Collected data entries:
====================
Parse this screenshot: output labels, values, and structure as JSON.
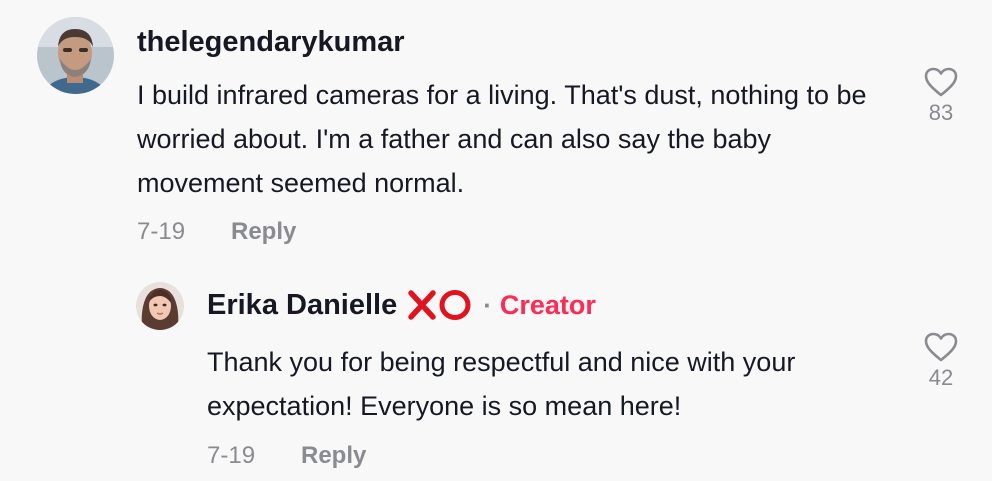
{
  "comments": [
    {
      "username": "thelegendarykumar",
      "text": "I build infrared cameras for a living. That's dust, nothing to be worried about. I'm a father and can also say the baby movement seemed normal.",
      "date": "7-19",
      "reply_label": "Reply",
      "like_count": "83",
      "avatar_icon": "avatar-man-beard"
    },
    {
      "username": "Erika Danielle",
      "emoji": "XO",
      "separator": "·",
      "badge": "Creator",
      "text": "Thank you for being respectful and nice with your expectation! Everyone is so mean here!",
      "date": "7-19",
      "reply_label": "Reply",
      "like_count": "42",
      "avatar_icon": "avatar-woman"
    }
  ],
  "colors": {
    "background": "#f8f8f8",
    "text": "#161823",
    "muted": "#8a8b91",
    "creator": "#fe2c55",
    "xo_red": "#e0141e"
  }
}
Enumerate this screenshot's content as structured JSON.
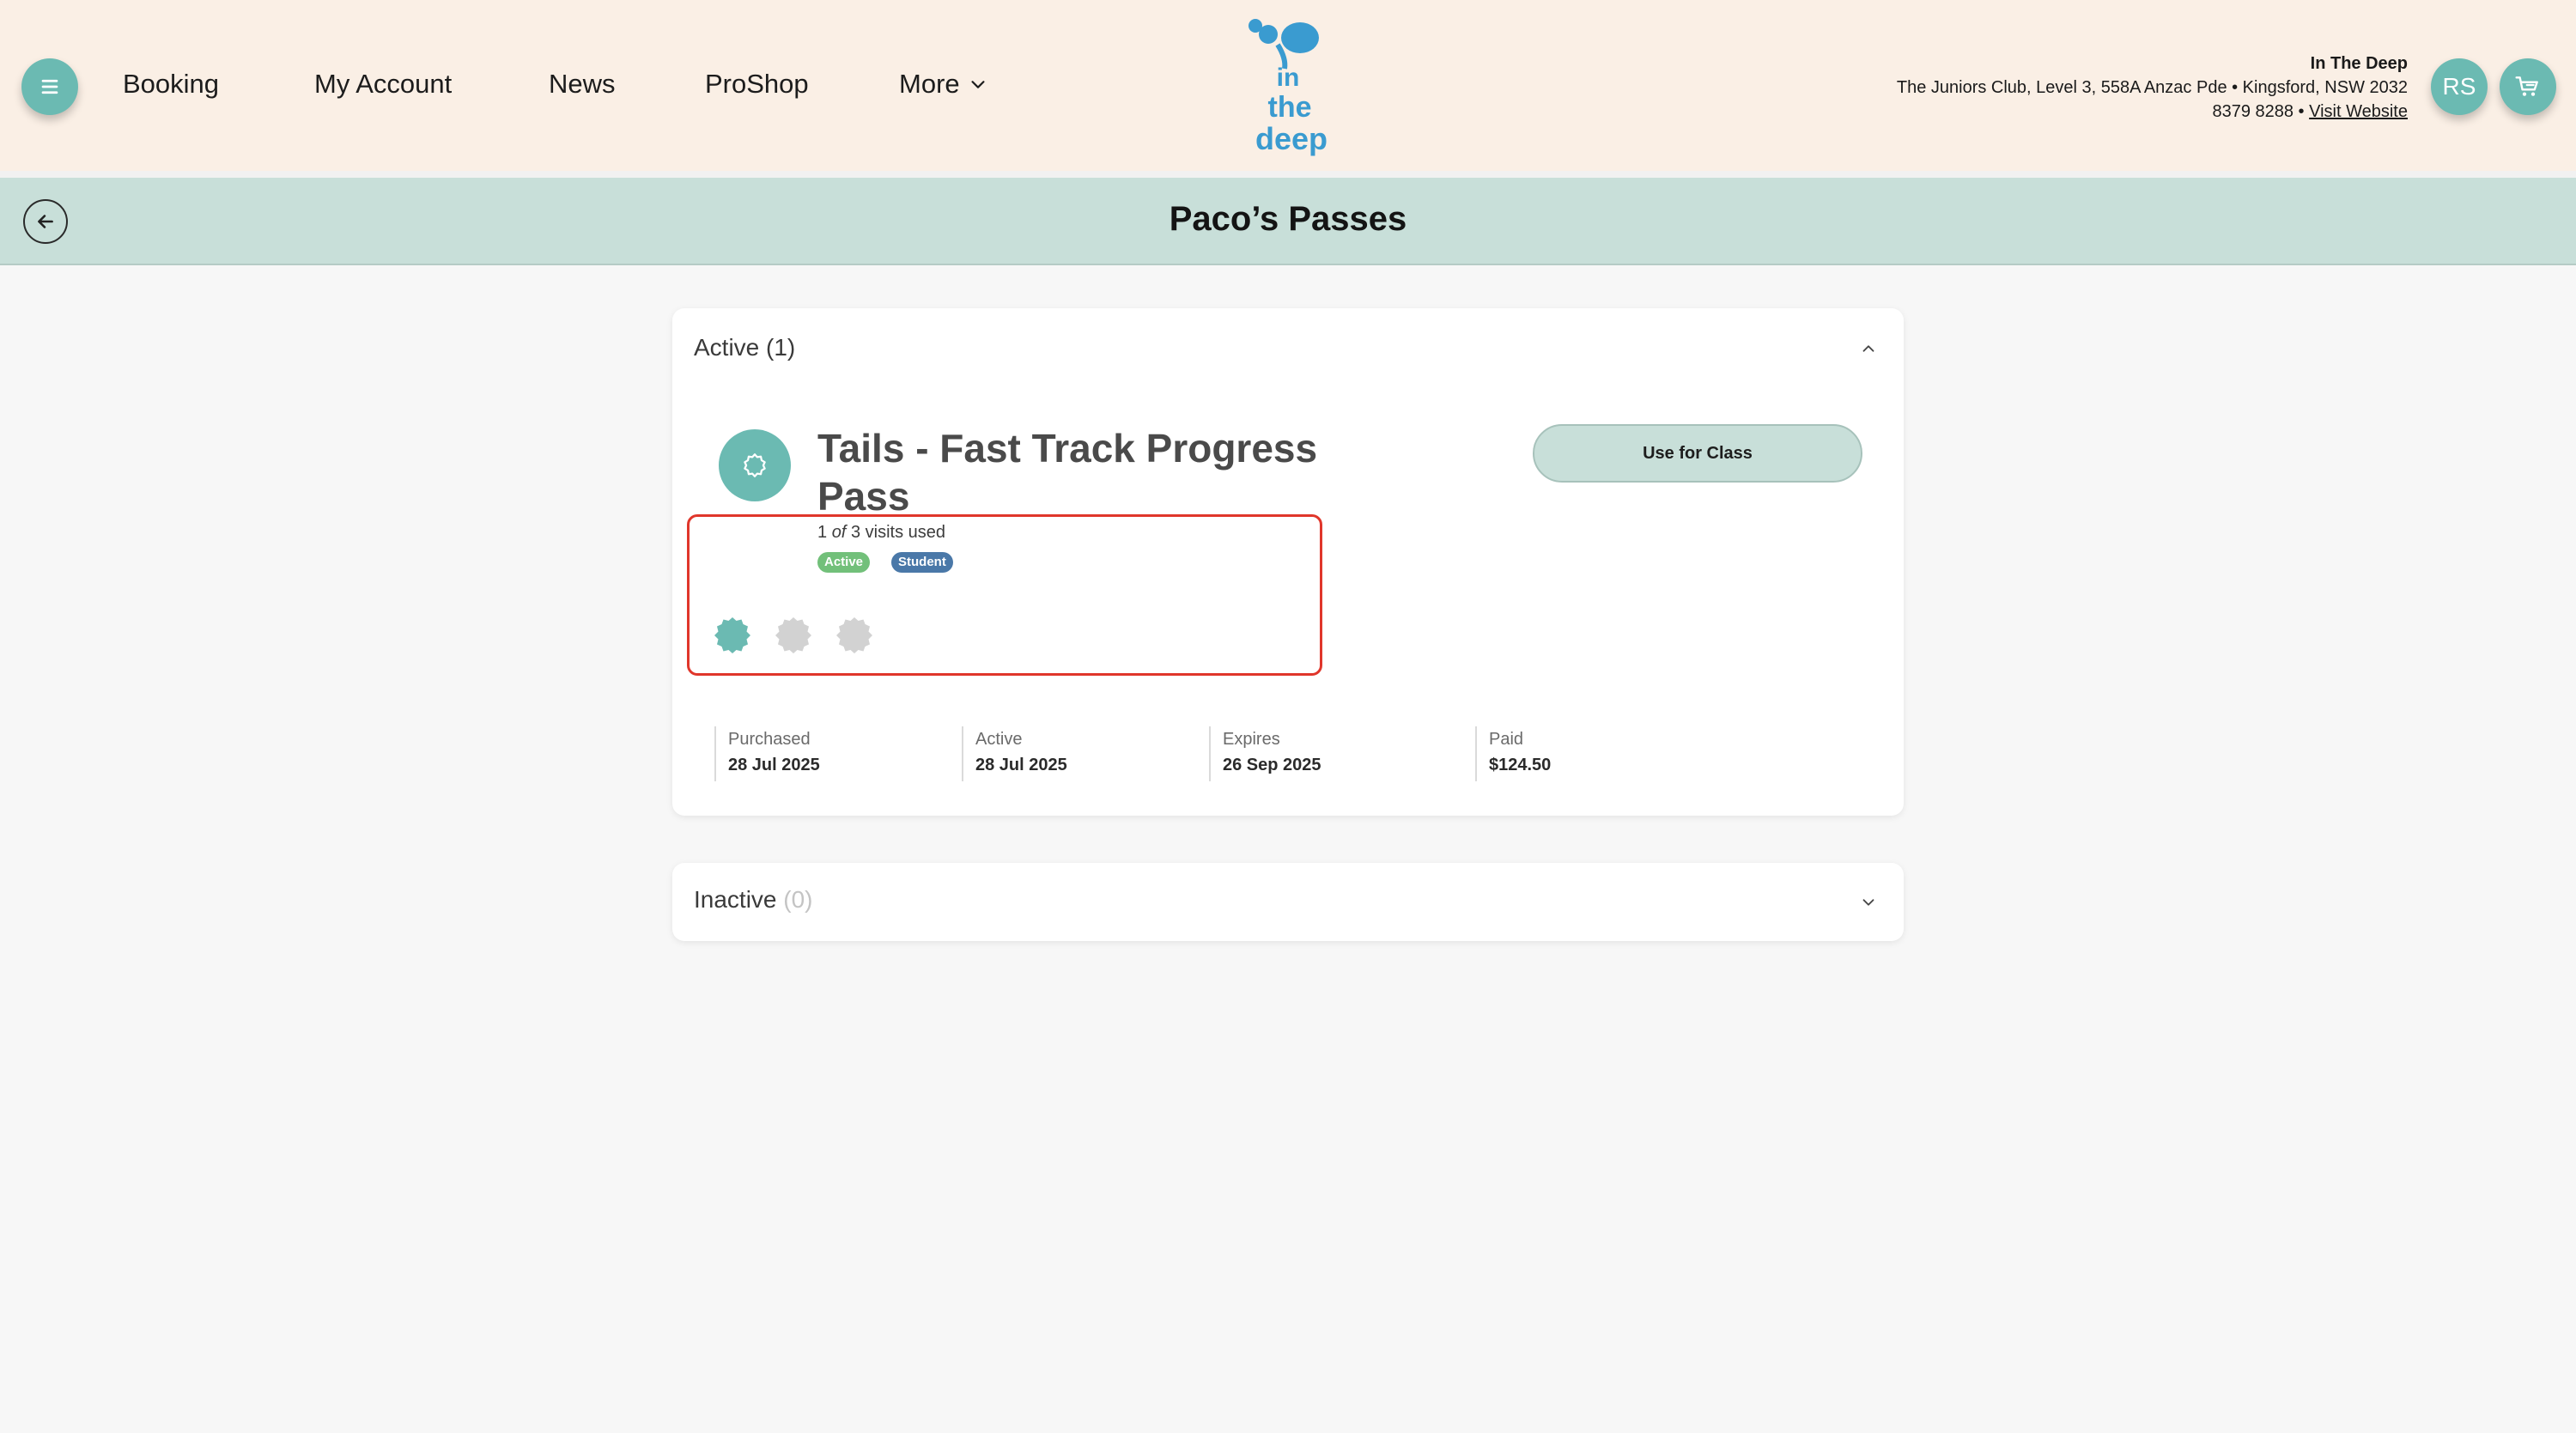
{
  "header": {
    "nav": [
      "Booking",
      "My Account",
      "News",
      "ProShop",
      "More"
    ],
    "logo_text": [
      "in",
      "the",
      "deep"
    ],
    "club": {
      "name": "In The Deep",
      "address": "The Juniors Club, Level 3, 558A Anzac Pde • Kingsford, NSW 2032",
      "phone": "8379 8288 •",
      "website_link": "Visit Website"
    },
    "avatar_initials": "RS"
  },
  "page": {
    "title": "Paco’s Passes"
  },
  "active_section": {
    "label": "Active",
    "count": "(1)",
    "pass": {
      "title": "Tails - Fast Track Progress Pass",
      "visits_used": "1",
      "visits_of": "of",
      "visits_total": "3",
      "visits_suffix": "visits used",
      "badges": [
        "Active",
        "Student"
      ],
      "visit_dots_filled": 1,
      "visit_dots_total": 3,
      "use_button": "Use for Class",
      "details": [
        {
          "label": "Purchased",
          "value": "28 Jul 2025"
        },
        {
          "label": "Active",
          "value": "28 Jul 2025"
        },
        {
          "label": "Expires",
          "value": "26 Sep 2025"
        },
        {
          "label": "Paid",
          "value": "$124.50"
        }
      ]
    }
  },
  "inactive_section": {
    "label": "Inactive",
    "count": "(0)"
  },
  "colors": {
    "header_bg": "#faefe5",
    "accent_teal": "#6bbab2",
    "titlebar_bg": "#c8dfd9",
    "badge_active": "#72c07a",
    "badge_student": "#4a78a8",
    "highlight_red": "#e0362b",
    "logo_blue": "#3a9bd0"
  },
  "icons": {
    "menu": "hamburger-icon",
    "cart": "cart-icon",
    "back": "arrow-left-icon",
    "more": "chevron-down-icon",
    "pass": "gear-icon",
    "collapse": "chevron-up-icon",
    "expand": "chevron-down-icon"
  }
}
====================
TASK DESCRIPTION:
Your answer should be a single number: the count of lines holding the word "username".

REPLY:
2